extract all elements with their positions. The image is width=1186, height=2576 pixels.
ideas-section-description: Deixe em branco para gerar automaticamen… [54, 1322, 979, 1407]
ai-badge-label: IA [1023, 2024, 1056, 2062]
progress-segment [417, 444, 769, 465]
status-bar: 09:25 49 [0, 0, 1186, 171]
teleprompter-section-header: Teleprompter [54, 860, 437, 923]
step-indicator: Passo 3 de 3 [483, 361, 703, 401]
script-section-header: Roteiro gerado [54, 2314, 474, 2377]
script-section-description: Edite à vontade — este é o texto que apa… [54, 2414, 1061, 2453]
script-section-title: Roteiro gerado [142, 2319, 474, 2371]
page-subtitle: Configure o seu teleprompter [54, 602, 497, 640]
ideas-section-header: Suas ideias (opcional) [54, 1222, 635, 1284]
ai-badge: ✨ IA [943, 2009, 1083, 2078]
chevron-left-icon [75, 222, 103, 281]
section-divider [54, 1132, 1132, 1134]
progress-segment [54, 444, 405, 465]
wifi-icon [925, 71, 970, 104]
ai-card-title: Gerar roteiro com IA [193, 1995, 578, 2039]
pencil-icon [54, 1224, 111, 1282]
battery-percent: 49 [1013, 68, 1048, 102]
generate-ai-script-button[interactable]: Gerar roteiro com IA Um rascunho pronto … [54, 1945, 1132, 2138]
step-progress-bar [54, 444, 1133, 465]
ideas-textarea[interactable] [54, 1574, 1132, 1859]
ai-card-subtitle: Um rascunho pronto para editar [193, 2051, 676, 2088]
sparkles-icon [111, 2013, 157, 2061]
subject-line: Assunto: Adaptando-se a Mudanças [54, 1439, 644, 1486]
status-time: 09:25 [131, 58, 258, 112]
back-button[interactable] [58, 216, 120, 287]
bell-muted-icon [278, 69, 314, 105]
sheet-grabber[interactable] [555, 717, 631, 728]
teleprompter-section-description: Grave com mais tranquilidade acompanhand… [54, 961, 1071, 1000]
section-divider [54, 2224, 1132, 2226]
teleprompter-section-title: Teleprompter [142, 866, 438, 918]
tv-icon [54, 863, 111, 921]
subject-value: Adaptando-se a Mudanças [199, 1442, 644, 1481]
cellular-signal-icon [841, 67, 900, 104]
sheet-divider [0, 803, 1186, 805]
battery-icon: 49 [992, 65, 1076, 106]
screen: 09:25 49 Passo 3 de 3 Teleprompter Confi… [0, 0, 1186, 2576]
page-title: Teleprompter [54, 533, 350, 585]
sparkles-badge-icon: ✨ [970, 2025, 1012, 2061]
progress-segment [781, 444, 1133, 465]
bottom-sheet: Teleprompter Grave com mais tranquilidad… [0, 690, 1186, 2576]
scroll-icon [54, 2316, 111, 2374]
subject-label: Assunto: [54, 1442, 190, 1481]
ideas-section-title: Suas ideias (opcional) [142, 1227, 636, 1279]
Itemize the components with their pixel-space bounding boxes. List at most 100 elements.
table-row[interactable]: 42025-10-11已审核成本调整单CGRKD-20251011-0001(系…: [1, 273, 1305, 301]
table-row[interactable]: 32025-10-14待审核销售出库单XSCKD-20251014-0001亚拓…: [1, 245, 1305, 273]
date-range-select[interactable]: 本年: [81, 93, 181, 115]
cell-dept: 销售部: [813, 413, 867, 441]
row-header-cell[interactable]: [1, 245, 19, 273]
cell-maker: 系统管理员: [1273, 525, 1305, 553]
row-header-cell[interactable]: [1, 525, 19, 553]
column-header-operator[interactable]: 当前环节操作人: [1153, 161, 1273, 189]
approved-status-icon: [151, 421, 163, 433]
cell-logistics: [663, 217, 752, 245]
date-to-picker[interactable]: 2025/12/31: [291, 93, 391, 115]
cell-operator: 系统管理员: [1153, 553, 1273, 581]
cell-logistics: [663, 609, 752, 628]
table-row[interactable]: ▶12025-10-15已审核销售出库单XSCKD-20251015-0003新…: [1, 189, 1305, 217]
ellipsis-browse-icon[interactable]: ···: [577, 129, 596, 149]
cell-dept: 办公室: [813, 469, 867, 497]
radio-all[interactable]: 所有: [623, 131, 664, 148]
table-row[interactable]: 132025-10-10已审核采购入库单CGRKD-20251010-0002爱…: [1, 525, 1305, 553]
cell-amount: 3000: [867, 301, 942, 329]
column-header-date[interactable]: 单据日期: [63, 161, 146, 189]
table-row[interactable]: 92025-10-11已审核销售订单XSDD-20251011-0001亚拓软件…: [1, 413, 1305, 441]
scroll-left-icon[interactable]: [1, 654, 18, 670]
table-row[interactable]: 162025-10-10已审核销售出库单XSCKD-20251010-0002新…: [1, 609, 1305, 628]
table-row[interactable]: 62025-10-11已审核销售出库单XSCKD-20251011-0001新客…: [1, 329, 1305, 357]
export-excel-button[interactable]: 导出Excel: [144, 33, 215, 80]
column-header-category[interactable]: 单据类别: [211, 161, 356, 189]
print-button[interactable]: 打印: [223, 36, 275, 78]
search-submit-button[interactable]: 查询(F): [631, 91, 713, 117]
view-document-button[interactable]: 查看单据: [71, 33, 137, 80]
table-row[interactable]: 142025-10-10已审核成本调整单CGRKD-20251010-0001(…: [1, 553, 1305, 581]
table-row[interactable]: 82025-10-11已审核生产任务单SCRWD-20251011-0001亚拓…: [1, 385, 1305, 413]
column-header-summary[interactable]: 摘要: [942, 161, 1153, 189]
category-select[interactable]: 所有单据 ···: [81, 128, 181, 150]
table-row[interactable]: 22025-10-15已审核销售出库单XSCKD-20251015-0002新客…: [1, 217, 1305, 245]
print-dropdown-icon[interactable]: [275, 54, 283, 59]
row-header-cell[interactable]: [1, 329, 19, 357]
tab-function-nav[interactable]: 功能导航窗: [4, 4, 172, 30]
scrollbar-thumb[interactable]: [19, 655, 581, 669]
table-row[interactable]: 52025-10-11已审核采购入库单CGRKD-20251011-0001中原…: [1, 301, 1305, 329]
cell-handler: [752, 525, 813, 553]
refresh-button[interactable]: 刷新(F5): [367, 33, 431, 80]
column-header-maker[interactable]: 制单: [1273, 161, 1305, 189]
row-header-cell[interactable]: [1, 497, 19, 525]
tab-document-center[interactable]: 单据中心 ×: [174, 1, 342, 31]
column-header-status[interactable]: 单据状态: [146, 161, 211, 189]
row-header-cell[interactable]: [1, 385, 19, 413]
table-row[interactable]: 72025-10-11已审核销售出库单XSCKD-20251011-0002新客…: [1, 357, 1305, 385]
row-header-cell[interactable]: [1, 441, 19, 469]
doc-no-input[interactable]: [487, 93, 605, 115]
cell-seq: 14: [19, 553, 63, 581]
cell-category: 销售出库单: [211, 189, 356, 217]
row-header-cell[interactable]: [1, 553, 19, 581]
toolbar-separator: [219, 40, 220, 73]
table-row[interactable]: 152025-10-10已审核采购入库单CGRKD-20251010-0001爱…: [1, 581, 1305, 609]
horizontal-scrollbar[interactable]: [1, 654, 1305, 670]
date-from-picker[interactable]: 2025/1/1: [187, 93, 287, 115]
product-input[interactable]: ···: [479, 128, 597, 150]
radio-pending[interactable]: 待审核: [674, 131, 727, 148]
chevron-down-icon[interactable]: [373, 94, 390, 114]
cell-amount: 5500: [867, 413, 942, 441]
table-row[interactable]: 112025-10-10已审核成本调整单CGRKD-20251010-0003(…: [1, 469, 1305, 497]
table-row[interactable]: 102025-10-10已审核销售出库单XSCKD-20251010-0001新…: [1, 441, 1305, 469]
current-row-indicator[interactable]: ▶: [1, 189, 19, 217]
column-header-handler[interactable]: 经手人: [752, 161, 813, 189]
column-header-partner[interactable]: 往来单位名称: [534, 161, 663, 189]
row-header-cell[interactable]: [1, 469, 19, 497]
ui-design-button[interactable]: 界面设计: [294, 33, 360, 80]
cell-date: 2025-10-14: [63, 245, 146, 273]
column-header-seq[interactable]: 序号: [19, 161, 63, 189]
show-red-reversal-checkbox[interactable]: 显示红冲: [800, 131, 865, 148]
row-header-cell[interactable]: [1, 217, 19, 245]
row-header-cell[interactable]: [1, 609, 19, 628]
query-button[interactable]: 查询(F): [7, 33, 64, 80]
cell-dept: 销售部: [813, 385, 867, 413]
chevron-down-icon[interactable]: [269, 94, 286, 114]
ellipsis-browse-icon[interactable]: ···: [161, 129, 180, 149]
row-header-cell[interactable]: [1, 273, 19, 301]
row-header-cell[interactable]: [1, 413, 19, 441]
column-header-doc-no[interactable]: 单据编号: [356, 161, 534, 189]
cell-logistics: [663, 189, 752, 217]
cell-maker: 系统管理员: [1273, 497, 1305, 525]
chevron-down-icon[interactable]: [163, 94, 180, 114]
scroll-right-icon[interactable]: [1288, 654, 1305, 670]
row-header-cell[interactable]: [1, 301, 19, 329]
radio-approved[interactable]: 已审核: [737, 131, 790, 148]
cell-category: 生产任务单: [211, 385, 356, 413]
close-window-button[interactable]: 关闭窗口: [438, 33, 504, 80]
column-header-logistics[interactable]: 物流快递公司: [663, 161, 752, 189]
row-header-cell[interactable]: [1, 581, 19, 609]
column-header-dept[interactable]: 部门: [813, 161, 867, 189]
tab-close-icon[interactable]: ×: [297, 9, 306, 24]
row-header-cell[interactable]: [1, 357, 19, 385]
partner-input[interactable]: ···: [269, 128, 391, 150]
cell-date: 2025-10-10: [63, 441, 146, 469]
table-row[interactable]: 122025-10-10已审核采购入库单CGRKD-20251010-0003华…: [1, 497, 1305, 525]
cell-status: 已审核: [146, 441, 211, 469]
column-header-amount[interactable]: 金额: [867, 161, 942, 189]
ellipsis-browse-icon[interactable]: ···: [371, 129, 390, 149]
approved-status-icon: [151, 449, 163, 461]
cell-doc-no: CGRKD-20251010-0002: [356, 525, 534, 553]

Exercise aim.
Give the lines again from the very first one through the line that contains "ai-badge-label: IA [1023, 2024, 1056, 2062]", with "em branco" swapped for "vazio" and nothing else changed.

Solution for this problem.
extract all elements with their positions. The image is width=1186, height=2576 pixels.
ideas-section-description: Deixe vazio para gerar automaticamen… [54, 1322, 979, 1407]
ai-badge-label: IA [1023, 2024, 1056, 2062]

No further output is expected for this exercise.